** start Supplied data **

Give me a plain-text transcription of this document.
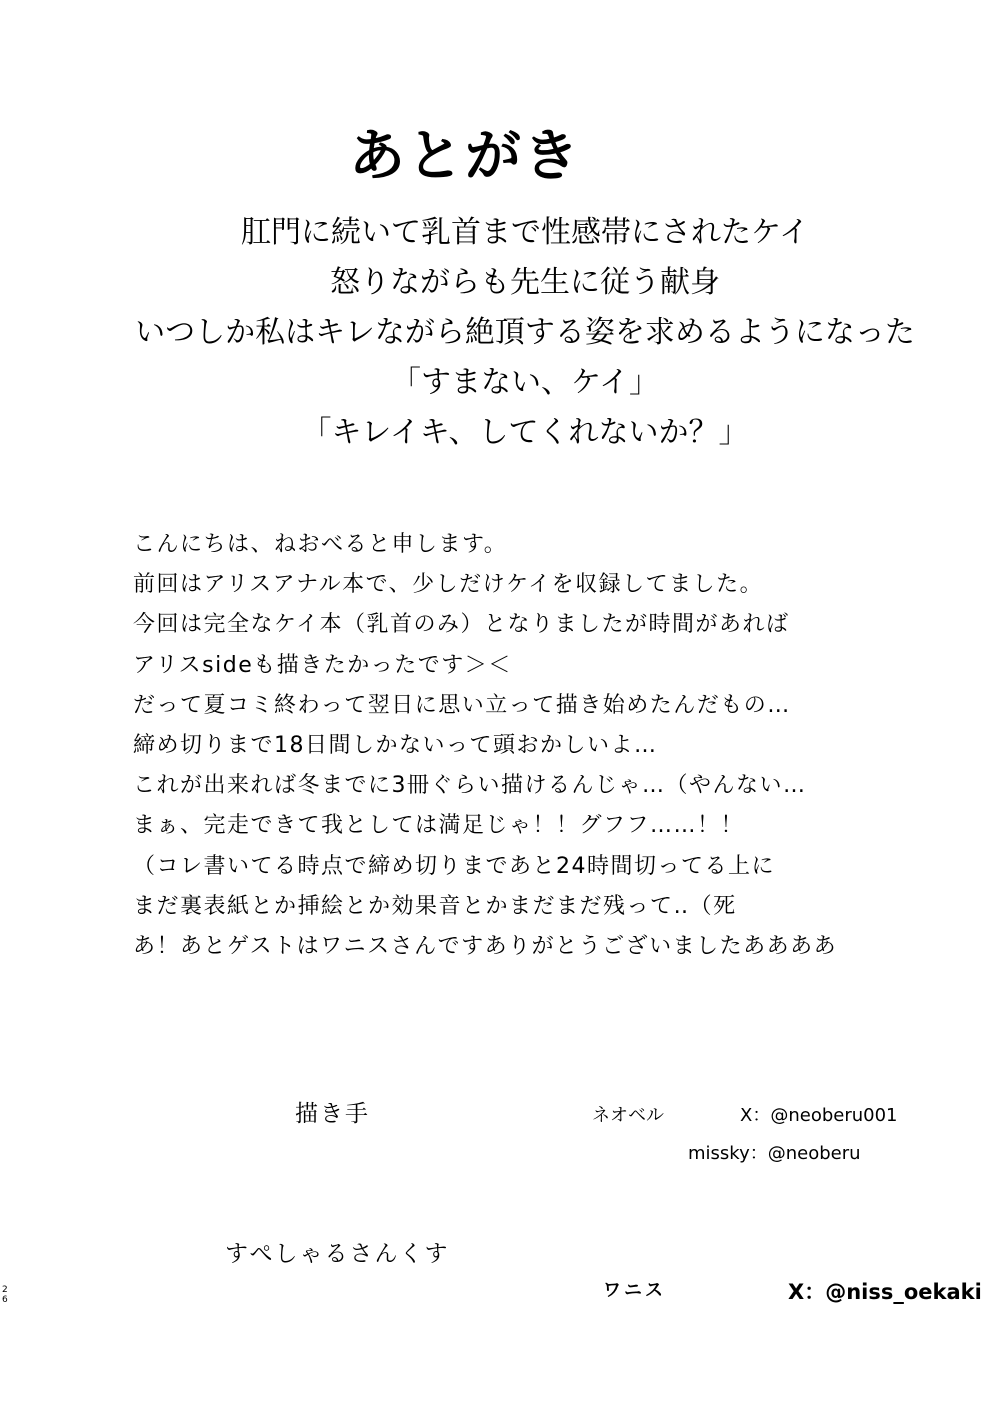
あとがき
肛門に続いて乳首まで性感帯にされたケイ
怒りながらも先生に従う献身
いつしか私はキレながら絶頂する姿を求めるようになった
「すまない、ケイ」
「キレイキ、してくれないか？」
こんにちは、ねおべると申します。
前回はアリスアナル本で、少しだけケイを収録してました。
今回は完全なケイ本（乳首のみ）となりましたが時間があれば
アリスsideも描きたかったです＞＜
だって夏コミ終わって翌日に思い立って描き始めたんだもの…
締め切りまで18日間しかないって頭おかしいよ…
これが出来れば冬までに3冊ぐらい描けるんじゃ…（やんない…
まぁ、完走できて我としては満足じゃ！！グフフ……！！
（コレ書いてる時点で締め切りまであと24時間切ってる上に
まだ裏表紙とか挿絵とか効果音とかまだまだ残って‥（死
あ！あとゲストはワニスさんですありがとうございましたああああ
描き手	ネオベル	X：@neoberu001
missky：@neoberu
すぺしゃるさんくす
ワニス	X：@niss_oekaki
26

** end Supplied data **
** start Supplied data **

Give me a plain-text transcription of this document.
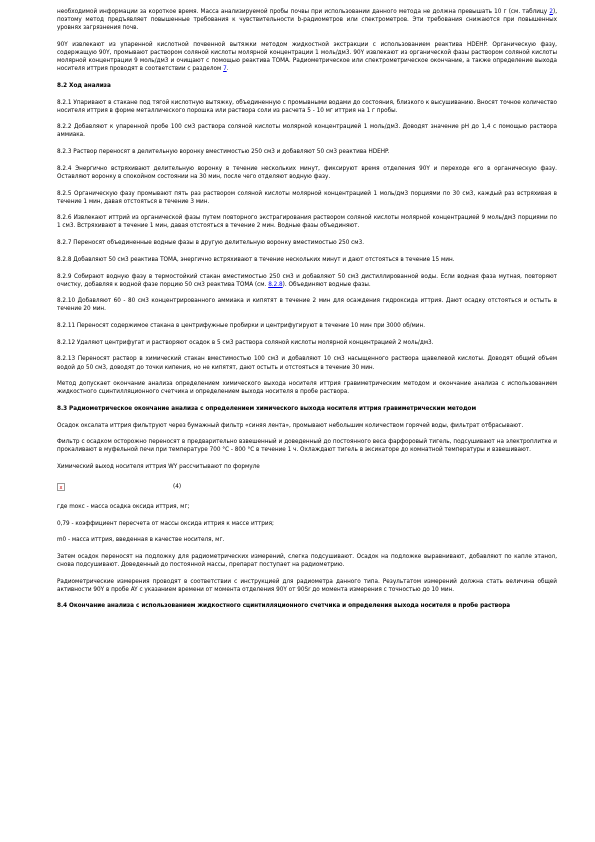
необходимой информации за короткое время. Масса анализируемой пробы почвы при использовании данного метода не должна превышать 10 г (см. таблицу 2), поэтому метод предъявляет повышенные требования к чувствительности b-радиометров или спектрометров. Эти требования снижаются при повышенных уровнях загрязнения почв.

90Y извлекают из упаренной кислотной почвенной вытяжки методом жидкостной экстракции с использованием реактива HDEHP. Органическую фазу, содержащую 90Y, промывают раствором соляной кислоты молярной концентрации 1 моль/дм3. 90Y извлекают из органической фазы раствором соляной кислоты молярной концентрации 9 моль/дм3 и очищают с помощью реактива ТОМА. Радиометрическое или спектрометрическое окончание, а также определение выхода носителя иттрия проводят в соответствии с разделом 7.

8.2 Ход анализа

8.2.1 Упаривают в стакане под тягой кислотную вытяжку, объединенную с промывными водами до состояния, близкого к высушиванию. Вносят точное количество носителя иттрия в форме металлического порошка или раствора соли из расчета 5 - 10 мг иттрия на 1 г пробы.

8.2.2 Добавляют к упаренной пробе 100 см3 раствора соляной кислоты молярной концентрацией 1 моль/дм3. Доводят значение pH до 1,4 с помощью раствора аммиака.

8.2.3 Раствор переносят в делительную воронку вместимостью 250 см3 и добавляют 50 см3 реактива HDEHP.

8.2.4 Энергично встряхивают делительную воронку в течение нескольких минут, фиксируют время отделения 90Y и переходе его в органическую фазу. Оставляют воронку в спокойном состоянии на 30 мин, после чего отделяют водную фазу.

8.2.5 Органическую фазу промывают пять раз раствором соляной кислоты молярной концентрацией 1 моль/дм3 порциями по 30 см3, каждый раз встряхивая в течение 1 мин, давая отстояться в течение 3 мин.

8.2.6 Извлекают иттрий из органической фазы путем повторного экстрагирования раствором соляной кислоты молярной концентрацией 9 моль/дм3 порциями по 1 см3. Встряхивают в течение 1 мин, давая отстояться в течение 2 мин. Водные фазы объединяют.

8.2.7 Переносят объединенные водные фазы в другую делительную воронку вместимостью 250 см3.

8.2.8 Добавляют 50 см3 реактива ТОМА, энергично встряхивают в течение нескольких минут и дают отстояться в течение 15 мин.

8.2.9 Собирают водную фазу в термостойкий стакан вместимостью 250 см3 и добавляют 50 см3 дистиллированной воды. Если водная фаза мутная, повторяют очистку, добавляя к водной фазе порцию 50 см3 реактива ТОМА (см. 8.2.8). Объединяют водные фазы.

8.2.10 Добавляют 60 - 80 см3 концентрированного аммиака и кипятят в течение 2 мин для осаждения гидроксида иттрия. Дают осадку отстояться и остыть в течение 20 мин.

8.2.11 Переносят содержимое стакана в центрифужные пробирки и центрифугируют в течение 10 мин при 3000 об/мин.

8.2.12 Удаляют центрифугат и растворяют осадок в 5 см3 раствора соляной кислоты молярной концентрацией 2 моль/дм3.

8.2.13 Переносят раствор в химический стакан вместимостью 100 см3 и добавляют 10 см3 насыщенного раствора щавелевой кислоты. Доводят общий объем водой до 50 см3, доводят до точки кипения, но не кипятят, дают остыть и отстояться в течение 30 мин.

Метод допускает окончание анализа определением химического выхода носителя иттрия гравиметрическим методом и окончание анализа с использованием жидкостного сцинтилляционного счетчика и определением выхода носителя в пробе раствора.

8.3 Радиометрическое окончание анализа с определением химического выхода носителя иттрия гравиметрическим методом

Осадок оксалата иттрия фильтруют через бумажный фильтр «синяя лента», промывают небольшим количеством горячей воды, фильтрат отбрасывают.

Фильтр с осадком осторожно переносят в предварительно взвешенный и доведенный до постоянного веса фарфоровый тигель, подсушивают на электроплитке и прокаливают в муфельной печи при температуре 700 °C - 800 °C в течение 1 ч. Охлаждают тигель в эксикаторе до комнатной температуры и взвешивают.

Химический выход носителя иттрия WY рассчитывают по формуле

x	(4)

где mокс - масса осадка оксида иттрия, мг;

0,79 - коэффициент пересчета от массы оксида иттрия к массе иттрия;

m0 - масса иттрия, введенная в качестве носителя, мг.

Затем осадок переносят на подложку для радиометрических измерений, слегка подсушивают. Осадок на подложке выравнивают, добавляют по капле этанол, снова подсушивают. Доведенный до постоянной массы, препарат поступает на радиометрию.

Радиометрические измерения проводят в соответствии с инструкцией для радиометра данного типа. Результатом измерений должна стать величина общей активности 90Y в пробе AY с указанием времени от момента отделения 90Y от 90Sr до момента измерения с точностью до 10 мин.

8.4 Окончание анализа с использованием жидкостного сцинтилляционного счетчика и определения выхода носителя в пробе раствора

** end Supplied data **

*What is expected*. In the listing above, find the lines holding the word "должна" and copy them.

*Solution*.
необходимой информации за короткое время. Масса анализируемой пробы почвы при использовании данного метода не должна превышать 10 г (см. таблицу 2), поэтому метод предъявляет повышенные требования к чувствительности b-радиометров или спектрометров. Эти требования снижаются при повышенных уровнях загрязнения почв.
Радиометрические измерения проводят в соответствии с инструкцией для радиометра данного типа. Результатом измерений должна стать величина общей активности 90Y в пробе AY с указанием времени от момента отделения 90Y от 90Sr до момента измерения с точностью до 10 мин.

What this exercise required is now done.